• _Exercise input_
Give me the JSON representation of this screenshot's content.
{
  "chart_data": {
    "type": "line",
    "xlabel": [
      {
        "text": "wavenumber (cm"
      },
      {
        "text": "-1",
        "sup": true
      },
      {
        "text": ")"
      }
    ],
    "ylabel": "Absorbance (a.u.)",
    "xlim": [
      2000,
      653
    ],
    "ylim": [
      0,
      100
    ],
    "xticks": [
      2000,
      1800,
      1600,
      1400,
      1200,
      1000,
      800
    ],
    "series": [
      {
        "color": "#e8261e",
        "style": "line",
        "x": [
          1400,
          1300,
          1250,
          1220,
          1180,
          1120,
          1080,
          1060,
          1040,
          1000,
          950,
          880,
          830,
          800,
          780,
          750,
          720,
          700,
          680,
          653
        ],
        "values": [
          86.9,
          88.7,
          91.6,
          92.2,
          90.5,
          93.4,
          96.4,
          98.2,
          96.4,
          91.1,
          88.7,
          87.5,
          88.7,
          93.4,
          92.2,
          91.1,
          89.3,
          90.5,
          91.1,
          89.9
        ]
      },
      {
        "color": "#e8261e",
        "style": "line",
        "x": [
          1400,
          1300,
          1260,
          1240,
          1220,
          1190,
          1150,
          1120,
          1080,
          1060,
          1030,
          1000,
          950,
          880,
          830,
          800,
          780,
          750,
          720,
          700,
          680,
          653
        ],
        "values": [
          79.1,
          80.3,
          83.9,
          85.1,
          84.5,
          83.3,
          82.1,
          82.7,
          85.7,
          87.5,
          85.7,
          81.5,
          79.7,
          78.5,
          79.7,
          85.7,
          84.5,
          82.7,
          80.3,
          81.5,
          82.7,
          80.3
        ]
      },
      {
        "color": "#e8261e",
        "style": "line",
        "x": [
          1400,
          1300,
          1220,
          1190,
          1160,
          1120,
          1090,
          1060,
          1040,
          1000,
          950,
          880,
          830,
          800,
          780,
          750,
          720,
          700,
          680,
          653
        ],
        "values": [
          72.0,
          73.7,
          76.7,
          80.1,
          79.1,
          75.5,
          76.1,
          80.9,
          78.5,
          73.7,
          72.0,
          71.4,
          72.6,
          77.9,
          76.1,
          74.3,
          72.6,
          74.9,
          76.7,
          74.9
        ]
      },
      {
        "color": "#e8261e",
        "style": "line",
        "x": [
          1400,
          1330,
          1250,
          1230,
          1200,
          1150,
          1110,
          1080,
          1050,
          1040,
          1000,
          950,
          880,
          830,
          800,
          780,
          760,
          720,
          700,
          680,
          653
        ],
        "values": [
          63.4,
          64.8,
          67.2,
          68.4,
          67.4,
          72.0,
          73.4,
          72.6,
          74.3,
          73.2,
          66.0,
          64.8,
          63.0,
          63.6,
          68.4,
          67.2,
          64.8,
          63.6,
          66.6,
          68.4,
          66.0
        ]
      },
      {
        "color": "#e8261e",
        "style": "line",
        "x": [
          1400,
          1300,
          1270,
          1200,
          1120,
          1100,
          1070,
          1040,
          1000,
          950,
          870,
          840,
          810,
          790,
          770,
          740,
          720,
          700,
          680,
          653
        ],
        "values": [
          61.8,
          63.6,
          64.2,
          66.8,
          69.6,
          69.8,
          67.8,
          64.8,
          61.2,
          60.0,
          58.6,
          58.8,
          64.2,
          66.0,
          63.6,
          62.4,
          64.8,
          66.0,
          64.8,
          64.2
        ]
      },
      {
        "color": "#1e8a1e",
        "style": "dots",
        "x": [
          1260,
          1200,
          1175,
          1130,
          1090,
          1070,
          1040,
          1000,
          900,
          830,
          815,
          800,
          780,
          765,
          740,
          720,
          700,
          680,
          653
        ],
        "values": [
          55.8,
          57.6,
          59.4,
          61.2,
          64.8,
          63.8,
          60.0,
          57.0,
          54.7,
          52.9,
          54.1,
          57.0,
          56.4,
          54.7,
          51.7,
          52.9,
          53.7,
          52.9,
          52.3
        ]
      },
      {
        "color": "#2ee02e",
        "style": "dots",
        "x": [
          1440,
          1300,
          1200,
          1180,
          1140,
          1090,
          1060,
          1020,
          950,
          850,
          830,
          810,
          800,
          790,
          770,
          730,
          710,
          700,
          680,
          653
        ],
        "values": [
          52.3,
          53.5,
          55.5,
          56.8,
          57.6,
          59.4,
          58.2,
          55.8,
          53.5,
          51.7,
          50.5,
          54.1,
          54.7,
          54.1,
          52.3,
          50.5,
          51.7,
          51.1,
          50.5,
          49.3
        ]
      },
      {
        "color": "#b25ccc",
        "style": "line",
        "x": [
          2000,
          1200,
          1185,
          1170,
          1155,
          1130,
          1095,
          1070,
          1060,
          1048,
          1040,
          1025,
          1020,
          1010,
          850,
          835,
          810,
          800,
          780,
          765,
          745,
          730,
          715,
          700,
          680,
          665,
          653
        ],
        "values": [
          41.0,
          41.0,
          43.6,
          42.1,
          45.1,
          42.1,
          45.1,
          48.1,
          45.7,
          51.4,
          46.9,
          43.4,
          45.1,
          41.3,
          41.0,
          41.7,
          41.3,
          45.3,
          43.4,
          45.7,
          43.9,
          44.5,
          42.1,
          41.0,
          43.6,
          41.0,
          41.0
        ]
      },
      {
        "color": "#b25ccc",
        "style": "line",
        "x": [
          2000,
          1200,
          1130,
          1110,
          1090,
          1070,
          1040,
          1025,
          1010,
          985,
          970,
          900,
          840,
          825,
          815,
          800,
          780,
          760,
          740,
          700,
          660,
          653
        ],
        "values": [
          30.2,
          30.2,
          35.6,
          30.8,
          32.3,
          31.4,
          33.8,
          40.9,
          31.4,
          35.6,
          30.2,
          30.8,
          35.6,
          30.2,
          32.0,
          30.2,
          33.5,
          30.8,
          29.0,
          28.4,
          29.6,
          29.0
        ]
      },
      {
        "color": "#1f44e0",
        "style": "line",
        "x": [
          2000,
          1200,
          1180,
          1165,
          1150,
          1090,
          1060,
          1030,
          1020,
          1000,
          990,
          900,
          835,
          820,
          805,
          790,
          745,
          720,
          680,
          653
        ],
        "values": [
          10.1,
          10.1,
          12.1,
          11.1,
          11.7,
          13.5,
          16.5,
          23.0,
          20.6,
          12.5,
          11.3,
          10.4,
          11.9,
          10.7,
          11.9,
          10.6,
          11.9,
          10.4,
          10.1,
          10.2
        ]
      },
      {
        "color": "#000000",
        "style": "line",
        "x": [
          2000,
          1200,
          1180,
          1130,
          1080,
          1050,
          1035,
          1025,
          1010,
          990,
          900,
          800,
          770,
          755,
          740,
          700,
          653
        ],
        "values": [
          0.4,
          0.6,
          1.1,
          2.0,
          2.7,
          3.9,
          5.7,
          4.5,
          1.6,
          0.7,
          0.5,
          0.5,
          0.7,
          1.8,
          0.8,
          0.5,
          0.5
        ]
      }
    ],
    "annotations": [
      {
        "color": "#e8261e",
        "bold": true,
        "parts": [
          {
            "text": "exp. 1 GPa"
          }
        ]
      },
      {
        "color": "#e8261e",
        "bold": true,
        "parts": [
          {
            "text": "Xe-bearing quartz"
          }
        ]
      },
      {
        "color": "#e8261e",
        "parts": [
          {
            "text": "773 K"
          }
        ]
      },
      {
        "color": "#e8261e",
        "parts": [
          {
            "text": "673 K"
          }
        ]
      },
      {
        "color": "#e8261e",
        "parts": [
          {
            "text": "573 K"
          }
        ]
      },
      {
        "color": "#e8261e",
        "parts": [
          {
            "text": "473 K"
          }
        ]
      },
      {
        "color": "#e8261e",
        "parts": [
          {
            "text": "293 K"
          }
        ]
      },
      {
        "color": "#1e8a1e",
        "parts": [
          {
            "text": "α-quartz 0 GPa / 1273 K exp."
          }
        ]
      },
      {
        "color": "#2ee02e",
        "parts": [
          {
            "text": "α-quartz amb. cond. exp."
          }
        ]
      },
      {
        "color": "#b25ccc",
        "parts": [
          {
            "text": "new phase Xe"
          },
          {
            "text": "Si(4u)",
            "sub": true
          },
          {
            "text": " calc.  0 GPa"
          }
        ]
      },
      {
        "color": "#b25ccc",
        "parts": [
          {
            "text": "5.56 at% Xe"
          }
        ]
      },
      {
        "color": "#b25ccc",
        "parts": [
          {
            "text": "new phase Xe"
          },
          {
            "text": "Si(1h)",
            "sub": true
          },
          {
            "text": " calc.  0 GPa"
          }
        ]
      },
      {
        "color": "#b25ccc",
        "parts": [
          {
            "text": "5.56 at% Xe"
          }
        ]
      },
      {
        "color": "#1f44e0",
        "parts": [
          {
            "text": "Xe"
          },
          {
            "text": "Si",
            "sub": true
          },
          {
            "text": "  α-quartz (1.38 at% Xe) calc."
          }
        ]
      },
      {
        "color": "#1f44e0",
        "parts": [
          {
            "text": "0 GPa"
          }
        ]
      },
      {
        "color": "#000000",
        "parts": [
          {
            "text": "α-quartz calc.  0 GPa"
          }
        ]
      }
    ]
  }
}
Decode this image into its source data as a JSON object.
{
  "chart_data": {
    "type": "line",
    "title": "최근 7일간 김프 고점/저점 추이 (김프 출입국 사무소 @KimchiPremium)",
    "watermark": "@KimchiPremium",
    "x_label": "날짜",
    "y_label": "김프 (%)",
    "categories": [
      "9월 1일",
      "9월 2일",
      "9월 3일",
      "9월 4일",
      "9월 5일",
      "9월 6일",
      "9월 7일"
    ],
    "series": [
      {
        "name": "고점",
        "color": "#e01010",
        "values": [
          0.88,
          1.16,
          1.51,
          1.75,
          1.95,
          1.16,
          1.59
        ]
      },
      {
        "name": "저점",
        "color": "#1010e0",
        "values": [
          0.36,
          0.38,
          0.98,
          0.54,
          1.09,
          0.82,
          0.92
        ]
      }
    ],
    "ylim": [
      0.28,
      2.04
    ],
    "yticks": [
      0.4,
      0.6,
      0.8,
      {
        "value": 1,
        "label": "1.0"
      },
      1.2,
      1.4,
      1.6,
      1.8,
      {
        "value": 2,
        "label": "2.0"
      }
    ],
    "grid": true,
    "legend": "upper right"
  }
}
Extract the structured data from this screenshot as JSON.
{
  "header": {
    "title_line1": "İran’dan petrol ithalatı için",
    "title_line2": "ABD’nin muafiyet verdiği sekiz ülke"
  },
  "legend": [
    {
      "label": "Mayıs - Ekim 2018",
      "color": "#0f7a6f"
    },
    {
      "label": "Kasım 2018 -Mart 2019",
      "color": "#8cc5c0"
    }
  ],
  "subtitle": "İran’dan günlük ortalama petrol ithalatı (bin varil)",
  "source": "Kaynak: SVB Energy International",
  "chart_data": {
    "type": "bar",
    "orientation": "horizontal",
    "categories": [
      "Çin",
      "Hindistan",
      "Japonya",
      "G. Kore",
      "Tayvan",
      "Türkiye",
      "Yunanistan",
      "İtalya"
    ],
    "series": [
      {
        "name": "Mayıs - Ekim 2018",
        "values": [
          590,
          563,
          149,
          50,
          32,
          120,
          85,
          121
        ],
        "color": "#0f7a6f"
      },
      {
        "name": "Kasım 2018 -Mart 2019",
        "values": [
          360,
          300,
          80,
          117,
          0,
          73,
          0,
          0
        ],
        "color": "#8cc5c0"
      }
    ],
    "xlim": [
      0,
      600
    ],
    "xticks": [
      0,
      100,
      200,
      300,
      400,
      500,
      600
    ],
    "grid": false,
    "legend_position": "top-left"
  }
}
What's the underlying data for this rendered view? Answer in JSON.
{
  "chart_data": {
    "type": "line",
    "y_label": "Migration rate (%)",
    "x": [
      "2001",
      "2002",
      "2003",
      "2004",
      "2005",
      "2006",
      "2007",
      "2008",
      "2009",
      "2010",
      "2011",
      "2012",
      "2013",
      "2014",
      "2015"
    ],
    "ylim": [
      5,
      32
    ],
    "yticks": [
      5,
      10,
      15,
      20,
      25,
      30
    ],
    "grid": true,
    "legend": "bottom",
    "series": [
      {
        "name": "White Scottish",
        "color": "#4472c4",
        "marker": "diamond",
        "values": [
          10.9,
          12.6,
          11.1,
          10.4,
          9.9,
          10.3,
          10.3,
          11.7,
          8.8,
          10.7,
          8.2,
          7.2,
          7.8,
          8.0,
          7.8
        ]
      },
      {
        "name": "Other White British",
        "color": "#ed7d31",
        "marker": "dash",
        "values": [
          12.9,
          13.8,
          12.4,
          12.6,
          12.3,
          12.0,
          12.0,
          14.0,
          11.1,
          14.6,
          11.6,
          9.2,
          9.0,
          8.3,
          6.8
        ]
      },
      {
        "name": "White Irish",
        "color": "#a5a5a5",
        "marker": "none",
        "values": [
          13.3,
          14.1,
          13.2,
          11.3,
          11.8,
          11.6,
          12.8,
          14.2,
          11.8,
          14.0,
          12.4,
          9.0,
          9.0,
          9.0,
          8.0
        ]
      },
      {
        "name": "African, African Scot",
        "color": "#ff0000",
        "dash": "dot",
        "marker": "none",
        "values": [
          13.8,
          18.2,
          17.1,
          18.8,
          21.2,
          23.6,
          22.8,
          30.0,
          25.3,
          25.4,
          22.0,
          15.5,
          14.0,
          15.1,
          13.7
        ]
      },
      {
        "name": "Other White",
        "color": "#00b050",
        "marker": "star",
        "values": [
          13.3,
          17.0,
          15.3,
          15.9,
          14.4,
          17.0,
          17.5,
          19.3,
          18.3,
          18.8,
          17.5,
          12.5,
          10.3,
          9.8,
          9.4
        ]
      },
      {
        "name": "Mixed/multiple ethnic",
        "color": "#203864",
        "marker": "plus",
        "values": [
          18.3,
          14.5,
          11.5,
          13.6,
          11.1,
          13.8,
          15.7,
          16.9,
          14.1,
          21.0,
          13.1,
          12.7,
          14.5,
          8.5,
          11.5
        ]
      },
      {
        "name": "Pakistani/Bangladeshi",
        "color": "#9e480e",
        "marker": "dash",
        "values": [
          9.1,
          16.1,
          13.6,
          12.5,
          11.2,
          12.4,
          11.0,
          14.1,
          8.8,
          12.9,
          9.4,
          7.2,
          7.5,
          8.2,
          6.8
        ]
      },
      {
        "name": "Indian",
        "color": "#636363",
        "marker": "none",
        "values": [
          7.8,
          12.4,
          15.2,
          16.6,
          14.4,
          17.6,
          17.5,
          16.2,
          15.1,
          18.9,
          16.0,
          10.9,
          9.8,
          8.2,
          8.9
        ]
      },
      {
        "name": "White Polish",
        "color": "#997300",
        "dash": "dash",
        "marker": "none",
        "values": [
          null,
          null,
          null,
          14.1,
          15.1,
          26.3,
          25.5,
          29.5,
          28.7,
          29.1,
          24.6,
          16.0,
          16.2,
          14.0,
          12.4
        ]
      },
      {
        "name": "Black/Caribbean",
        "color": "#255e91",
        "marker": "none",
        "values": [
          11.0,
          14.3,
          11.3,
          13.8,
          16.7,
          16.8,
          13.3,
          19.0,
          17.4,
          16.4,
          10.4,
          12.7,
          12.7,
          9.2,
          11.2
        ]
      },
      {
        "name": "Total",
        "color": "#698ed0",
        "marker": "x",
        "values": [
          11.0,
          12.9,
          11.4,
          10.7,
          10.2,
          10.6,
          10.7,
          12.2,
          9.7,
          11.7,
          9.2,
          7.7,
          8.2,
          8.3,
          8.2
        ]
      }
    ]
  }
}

• _What to do_
Show each line in the entries that holds the string "Ekim".

• _Task response_
      "label": "Mayıs - Ekim 2018",
        "name": "Mayıs - Ekim 2018",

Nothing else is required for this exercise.